Assignment: Before copying, set the pictures aside; then repeat every line below verbatim.
Extracted material START
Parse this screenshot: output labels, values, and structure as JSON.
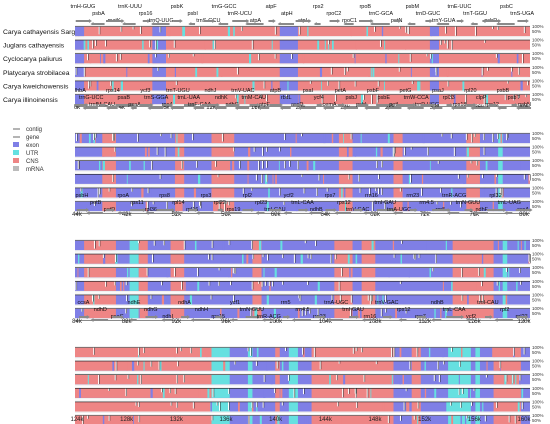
{
  "species": [
    "Carya cathayensis Sarg",
    "Juglans cathayensis",
    "Cyclocarya paliurus",
    "Platycarya strobilacea",
    "Carya kweichowensis",
    "Carya illinoinensis"
  ],
  "legend": [
    {
      "label": "contig",
      "color": "#9a9a9a"
    },
    {
      "label": "gene",
      "color": "#9a9a9a"
    },
    {
      "label": "exon",
      "color": "#7f7fe6"
    },
    {
      "label": "UTR",
      "color": "#66e0e0"
    },
    {
      "label": "CNS",
      "color": "#ee8585"
    },
    {
      "label": "mRNA",
      "color": "#bbbbbb"
    }
  ],
  "colors": {
    "exon": "#7f7fe6",
    "utr": "#66e0e0",
    "cns": "#ee8585",
    "bg": "#f0f0f0",
    "line": "#222222"
  },
  "y_tick_labels": [
    "100%",
    "50%"
  ],
  "panels": [
    {
      "ticks": [
        "0k",
        "4k",
        "8k",
        "12k",
        "16k",
        "20k",
        "24k",
        "28k",
        "32k",
        "36k",
        "40k"
      ],
      "gene_labels": [
        "trnH-GUG",
        "psbA",
        "matK",
        "trnK-UUU",
        "rps16",
        "trnQ-UUG",
        "psbK",
        "psbI",
        "trnS-GCU",
        "trnG-GCC",
        "trnR-UCU",
        "atpA",
        "atpF",
        "atpH",
        "atpI",
        "rps2",
        "rpoC2",
        "rpoC1",
        "rpoB",
        "trnC-GCA",
        "petN",
        "psbM",
        "trnD-GUC",
        "trnY-GUA",
        "trnE-UUC",
        "trnT-GGU",
        "psbD",
        "psbC",
        "trnS-UGA"
      ]
    },
    {
      "ticks": [
        "44k",
        "48k",
        "52k",
        "56k",
        "60k",
        "64k",
        "68k",
        "72k",
        "76k",
        "80k"
      ],
      "gene_labels": [
        "lhbA",
        "trnG-UCC",
        "trnfM-CAU",
        "rps14",
        "psaB",
        "psaA",
        "ycf3",
        "trnS-GGA",
        "rps4",
        "trnT-UGU",
        "trnL-UAA",
        "trnF-GAA",
        "ndhJ",
        "ndhK",
        "ndhC",
        "trnV-UAC",
        "trnM-CAU",
        "atpE",
        "atpB",
        "rbcL",
        "accD",
        "psaI",
        "ycf4",
        "cemA",
        "petA",
        "psbJ",
        "psbL",
        "psbF",
        "psbE",
        "petL",
        "petG",
        "trnW-CCA",
        "trnP-UGG",
        "psaJ",
        "rpl33",
        "rps18",
        "rpl20",
        "clpP",
        "rps12",
        "psbB",
        "psbT",
        "psbN"
      ]
    },
    {
      "ticks": [
        "84k",
        "88k",
        "92k",
        "96k",
        "100k",
        "104k",
        "108k",
        "112k",
        "116k",
        "120k"
      ],
      "gene_labels": [
        "psbH",
        "petB",
        "petD",
        "rpoA",
        "rps11",
        "rpl36",
        "rps8",
        "rpl14",
        "rpl16",
        "rps3",
        "rpl22",
        "rps19",
        "rpl2",
        "rpl23",
        "trnI-CAU",
        "ycf2",
        "trnL-CAA",
        "ndhB",
        "rps7",
        "rps12",
        "trnV-GAC",
        "rrn16",
        "trnI-GAU",
        "trnA-UGC",
        "rrn23",
        "rrn4.5",
        "rrn5",
        "trnR-ACG",
        "trnN-GUU",
        "ndhF",
        "rpl32",
        "trnL-UAG",
        "ccsA"
      ]
    },
    {
      "ticks": [
        "124k",
        "128k",
        "132k",
        "136k",
        "140k",
        "144k",
        "148k",
        "152k",
        "156k",
        "160k"
      ],
      "gene_labels": [
        "ccsA",
        "ndhD",
        "psaC",
        "ndhE",
        "ndhG",
        "ndhI",
        "ndhA",
        "ndhH",
        "rps15",
        "ycf1",
        "trnN-GUU",
        "trnR-ACG",
        "rrn5",
        "rrn4.5",
        "rrn23",
        "trnA-UGC",
        "trnI-GAU",
        "rrn16",
        "trnV-GAC",
        "rps12",
        "rps7",
        "ndhB",
        "trnL-CAA",
        "ycf2",
        "trnI-CAU",
        "rpl2",
        "rpl23"
      ]
    }
  ]
}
Extracted material END
Expected answer:
Parse this screenshot: output labels, values, and structure as JSON.
{
  "species": [
    "Carya cathayensis Sarg",
    "Juglans cathayensis",
    "Cyclocarya paliurus",
    "Platycarya strobilacea",
    "Carya kweichowensis",
    "Carya illinoinensis"
  ],
  "legend": [
    {
      "label": "contig",
      "color": "#9a9a9a"
    },
    {
      "label": "gene",
      "color": "#9a9a9a"
    },
    {
      "label": "exon",
      "color": "#7f7fe6"
    },
    {
      "label": "UTR",
      "color": "#66e0e0"
    },
    {
      "label": "CNS",
      "color": "#ee8585"
    },
    {
      "label": "mRNA",
      "color": "#bbbbbb"
    }
  ],
  "colors": {
    "exon": "#7f7fe6",
    "utr": "#66e0e0",
    "cns": "#ee8585",
    "bg": "#f0f0f0",
    "line": "#222222"
  },
  "y_tick_labels": [
    "100%",
    "50%"
  ],
  "panels": [
    {
      "ticks": [
        "0k",
        "4k",
        "8k",
        "12k",
        "16k",
        "20k",
        "24k",
        "28k",
        "32k",
        "36k",
        "40k"
      ],
      "gene_labels": [
        "trnH-GUG",
        "psbA",
        "matK",
        "trnK-UUU",
        "rps16",
        "trnQ-UUG",
        "psbK",
        "psbI",
        "trnS-GCU",
        "trnG-GCC",
        "trnR-UCU",
        "atpA",
        "atpF",
        "atpH",
        "atpI",
        "rps2",
        "rpoC2",
        "rpoC1",
        "rpoB",
        "trnC-GCA",
        "petN",
        "psbM",
        "trnD-GUC",
        "trnY-GUA",
        "trnE-UUC",
        "trnT-GGU",
        "psbD",
        "psbC",
        "trnS-UGA"
      ]
    },
    {
      "ticks": [
        "44k",
        "48k",
        "52k",
        "56k",
        "60k",
        "64k",
        "68k",
        "72k",
        "76k",
        "80k"
      ],
      "gene_labels": [
        "lhbA",
        "trnG-UCC",
        "trnfM-CAU",
        "rps14",
        "psaB",
        "psaA",
        "ycf3",
        "trnS-GGA",
        "rps4",
        "trnT-UGU",
        "trnL-UAA",
        "trnF-GAA",
        "ndhJ",
        "ndhK",
        "ndhC",
        "trnV-UAC",
        "trnM-CAU",
        "atpE",
        "atpB",
        "rbcL",
        "accD",
        "psaI",
        "ycf4",
        "cemA",
        "petA",
        "psbJ",
        "psbL",
        "psbF",
        "psbE",
        "petL",
        "petG",
        "trnW-CCA",
        "trnP-UGG",
        "psaJ",
        "rpl33",
        "rps18",
        "rpl20",
        "clpP",
        "rps12",
        "psbB",
        "psbT",
        "psbN"
      ]
    },
    {
      "ticks": [
        "84k",
        "88k",
        "92k",
        "96k",
        "100k",
        "104k",
        "108k",
        "112k",
        "116k",
        "120k"
      ],
      "gene_labels": [
        "psbH",
        "petB",
        "petD",
        "rpoA",
        "rps11",
        "rpl36",
        "rps8",
        "rpl14",
        "rpl16",
        "rps3",
        "rpl22",
        "rps19",
        "rpl2",
        "rpl23",
        "trnI-CAU",
        "ycf2",
        "trnL-CAA",
        "ndhB",
        "rps7",
        "rps12",
        "trnV-GAC",
        "rrn16",
        "trnI-GAU",
        "trnA-UGC",
        "rrn23",
        "rrn4.5",
        "rrn5",
        "trnR-ACG",
        "trnN-GUU",
        "ndhF",
        "rpl32",
        "trnL-UAG",
        "ccsA"
      ]
    },
    {
      "ticks": [
        "124k",
        "128k",
        "132k",
        "136k",
        "140k",
        "144k",
        "148k",
        "152k",
        "156k",
        "160k"
      ],
      "gene_labels": [
        "ccsA",
        "ndhD",
        "psaC",
        "ndhE",
        "ndhG",
        "ndhI",
        "ndhA",
        "ndhH",
        "rps15",
        "ycf1",
        "trnN-GUU",
        "trnR-ACG",
        "rrn5",
        "rrn4.5",
        "rrn23",
        "trnA-UGC",
        "trnI-GAU",
        "rrn16",
        "trnV-GAC",
        "rps12",
        "rps7",
        "ndhB",
        "trnL-CAA",
        "ycf2",
        "trnI-CAU",
        "rpl2",
        "rpl23"
      ]
    }
  ]
}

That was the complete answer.